— BEGIN Working data —

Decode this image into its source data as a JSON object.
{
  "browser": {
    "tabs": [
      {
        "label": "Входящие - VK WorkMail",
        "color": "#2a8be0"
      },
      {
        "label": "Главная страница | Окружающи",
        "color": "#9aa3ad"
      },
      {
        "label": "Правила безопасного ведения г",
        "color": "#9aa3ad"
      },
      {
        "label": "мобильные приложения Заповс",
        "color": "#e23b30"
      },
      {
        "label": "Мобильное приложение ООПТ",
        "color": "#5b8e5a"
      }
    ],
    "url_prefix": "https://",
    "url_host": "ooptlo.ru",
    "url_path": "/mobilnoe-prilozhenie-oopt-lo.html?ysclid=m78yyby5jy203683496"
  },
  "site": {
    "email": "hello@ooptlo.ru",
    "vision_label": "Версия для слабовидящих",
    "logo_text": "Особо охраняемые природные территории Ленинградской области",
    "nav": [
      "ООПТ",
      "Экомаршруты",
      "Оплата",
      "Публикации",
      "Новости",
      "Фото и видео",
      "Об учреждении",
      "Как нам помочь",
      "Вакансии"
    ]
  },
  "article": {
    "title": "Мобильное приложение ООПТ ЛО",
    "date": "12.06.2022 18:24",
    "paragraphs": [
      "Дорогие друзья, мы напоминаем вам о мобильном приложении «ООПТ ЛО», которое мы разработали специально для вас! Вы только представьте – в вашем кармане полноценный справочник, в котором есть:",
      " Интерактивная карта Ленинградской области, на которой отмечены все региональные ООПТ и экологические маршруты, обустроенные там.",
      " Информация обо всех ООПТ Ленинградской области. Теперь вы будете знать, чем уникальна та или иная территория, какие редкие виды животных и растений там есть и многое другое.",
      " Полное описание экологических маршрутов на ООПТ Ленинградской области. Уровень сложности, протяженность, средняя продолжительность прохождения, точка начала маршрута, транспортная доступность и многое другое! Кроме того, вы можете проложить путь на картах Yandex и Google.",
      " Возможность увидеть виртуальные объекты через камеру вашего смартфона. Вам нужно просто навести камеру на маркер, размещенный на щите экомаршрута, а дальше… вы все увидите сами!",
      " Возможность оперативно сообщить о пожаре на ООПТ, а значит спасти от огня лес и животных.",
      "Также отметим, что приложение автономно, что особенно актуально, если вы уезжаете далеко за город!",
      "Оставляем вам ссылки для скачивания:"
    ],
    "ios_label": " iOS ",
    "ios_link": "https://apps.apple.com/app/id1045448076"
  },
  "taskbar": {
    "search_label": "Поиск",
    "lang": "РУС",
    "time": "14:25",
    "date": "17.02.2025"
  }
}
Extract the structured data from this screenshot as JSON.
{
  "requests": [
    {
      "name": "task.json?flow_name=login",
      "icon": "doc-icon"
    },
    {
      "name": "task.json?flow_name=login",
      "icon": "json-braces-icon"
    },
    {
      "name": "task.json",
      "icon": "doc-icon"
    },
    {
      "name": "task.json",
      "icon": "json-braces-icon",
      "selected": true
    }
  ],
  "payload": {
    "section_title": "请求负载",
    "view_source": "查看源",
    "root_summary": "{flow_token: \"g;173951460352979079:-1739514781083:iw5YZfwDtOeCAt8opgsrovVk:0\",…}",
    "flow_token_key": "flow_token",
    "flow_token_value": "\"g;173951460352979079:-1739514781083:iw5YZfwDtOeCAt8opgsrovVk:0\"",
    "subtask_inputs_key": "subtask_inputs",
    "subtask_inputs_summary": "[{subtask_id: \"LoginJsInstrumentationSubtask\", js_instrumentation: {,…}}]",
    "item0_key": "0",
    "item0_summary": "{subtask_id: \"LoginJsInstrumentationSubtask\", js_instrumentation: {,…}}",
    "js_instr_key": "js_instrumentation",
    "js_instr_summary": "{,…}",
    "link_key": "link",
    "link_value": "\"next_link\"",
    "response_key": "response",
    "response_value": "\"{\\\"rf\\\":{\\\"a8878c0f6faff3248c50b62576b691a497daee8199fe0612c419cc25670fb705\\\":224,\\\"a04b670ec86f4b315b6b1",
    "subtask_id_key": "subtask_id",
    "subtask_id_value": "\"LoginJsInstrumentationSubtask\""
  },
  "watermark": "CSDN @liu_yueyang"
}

— END Working data —

## Task to complete:
Return every line from the records above that holds the word "животных".

## Final answer:
      " Информация обо всех ООПТ Ленинградской области. Теперь вы будете знать, чем уникальна та или иная территория, какие редкие виды животных и растений там есть и многое другое.",
      " Возможность оперативно сообщить о пожаре на ООПТ, а значит спасти от огня лес и животных.",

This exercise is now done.